- **Written request**
Reproduce the listing below exactly, minus its pictures.

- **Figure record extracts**

================

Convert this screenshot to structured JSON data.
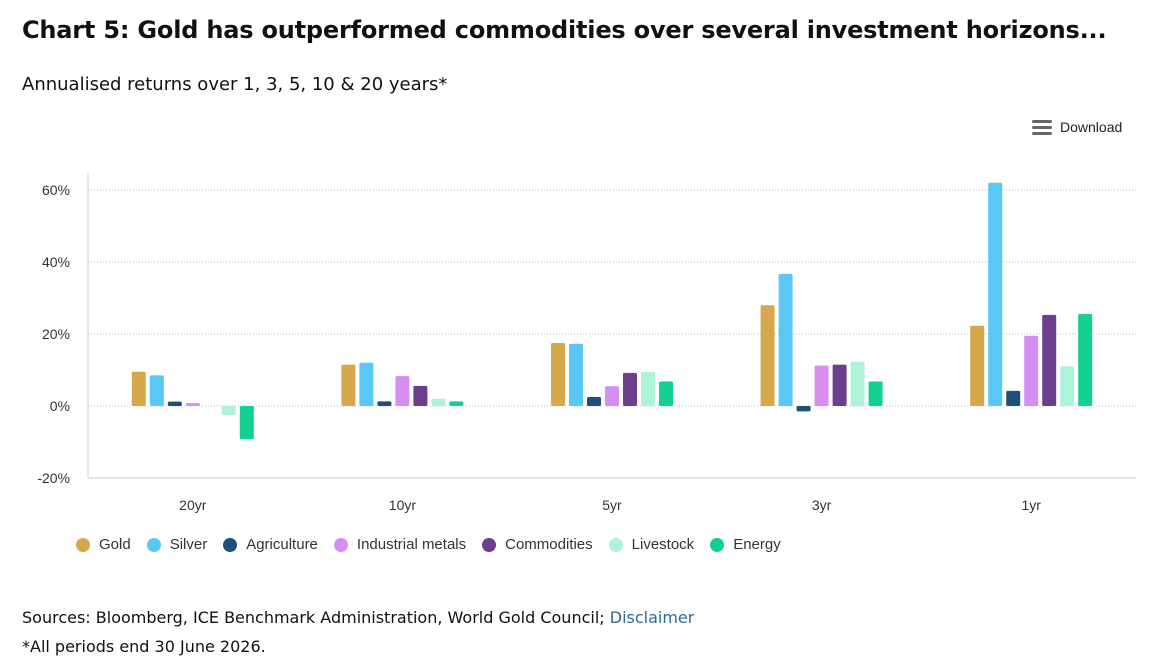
{
  "title": "Chart 5: Gold has outperformed commodities over several investment horizons...",
  "subtitle": "Annualised returns over 1, 3, 5, 10 & 20 years*",
  "download_label": "Download",
  "download_icon": "menu-icon",
  "sources_text": "Sources: Bloomberg, ICE Benchmark Administration, World Gold Council; ",
  "disclaimer_label": "Disclaimer",
  "footnote": "*All periods end 30 June 2026.",
  "chart_data": {
    "type": "bar",
    "title": "",
    "xlabel": "",
    "ylabel": "",
    "categories": [
      "20yr",
      "10yr",
      "5yr",
      "3yr",
      "1yr"
    ],
    "ylim": [
      -20,
      65
    ],
    "yticks": [
      -20,
      0,
      20,
      40,
      60
    ],
    "ytick_labels": [
      "-20%",
      "0%",
      "20%",
      "40%",
      "60%"
    ],
    "grid": true,
    "legend_position": "bottom-left",
    "series": [
      {
        "name": "Gold",
        "color": "#d4a84b",
        "values": [
          9.5,
          11.5,
          17.5,
          28.0,
          22.3
        ]
      },
      {
        "name": "Silver",
        "color": "#5ac8f5",
        "values": [
          8.5,
          12.0,
          17.3,
          36.7,
          62.0
        ]
      },
      {
        "name": "Agriculture",
        "color": "#1f4e7a",
        "values": [
          1.2,
          1.3,
          2.5,
          -1.5,
          4.2
        ]
      },
      {
        "name": "Industrial metals",
        "color": "#d68ef0",
        "values": [
          0.8,
          8.3,
          5.5,
          11.2,
          19.5
        ]
      },
      {
        "name": "Commodities",
        "color": "#6c3f8c",
        "values": [
          0.0,
          5.6,
          9.2,
          11.5,
          25.3
        ]
      },
      {
        "name": "Livestock",
        "color": "#aef3d8",
        "values": [
          -2.5,
          2.0,
          9.5,
          12.3,
          11.0
        ]
      },
      {
        "name": "Energy",
        "color": "#12d18e",
        "values": [
          -9.2,
          1.3,
          6.8,
          6.8,
          25.6
        ]
      }
    ]
  }
}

================

- **Output below**
Convert this screenshot to structured JSON data.
{
  "title": "Chart 5: Gold has outperformed commodities over several investment horizons...",
  "subtitle": "Annualised returns over 1, 3, 5, 10 & 20 years*",
  "download_label": "Download",
  "download_icon": "menu-icon",
  "sources_text": "Sources: Bloomberg, ICE Benchmark Administration, World Gold Council; ",
  "disclaimer_label": "Disclaimer",
  "footnote": "*All periods end 30 June 2026.",
  "chart_data": {
    "type": "bar",
    "title": "",
    "xlabel": "",
    "ylabel": "",
    "categories": [
      "20yr",
      "10yr",
      "5yr",
      "3yr",
      "1yr"
    ],
    "ylim": [
      -20,
      65
    ],
    "yticks": [
      -20,
      0,
      20,
      40,
      60
    ],
    "ytick_labels": [
      "-20%",
      "0%",
      "20%",
      "40%",
      "60%"
    ],
    "grid": true,
    "legend_position": "bottom-left",
    "series": [
      {
        "name": "Gold",
        "color": "#d4a84b",
        "values": [
          9.5,
          11.5,
          17.5,
          28.0,
          22.3
        ]
      },
      {
        "name": "Silver",
        "color": "#5ac8f5",
        "values": [
          8.5,
          12.0,
          17.3,
          36.7,
          62.0
        ]
      },
      {
        "name": "Agriculture",
        "color": "#1f4e7a",
        "values": [
          1.2,
          1.3,
          2.5,
          -1.5,
          4.2
        ]
      },
      {
        "name": "Industrial metals",
        "color": "#d68ef0",
        "values": [
          0.8,
          8.3,
          5.5,
          11.2,
          19.5
        ]
      },
      {
        "name": "Commodities",
        "color": "#6c3f8c",
        "values": [
          0.0,
          5.6,
          9.2,
          11.5,
          25.3
        ]
      },
      {
        "name": "Livestock",
        "color": "#aef3d8",
        "values": [
          -2.5,
          2.0,
          9.5,
          12.3,
          11.0
        ]
      },
      {
        "name": "Energy",
        "color": "#12d18e",
        "values": [
          -9.2,
          1.3,
          6.8,
          6.8,
          25.6
        ]
      }
    ]
  }
}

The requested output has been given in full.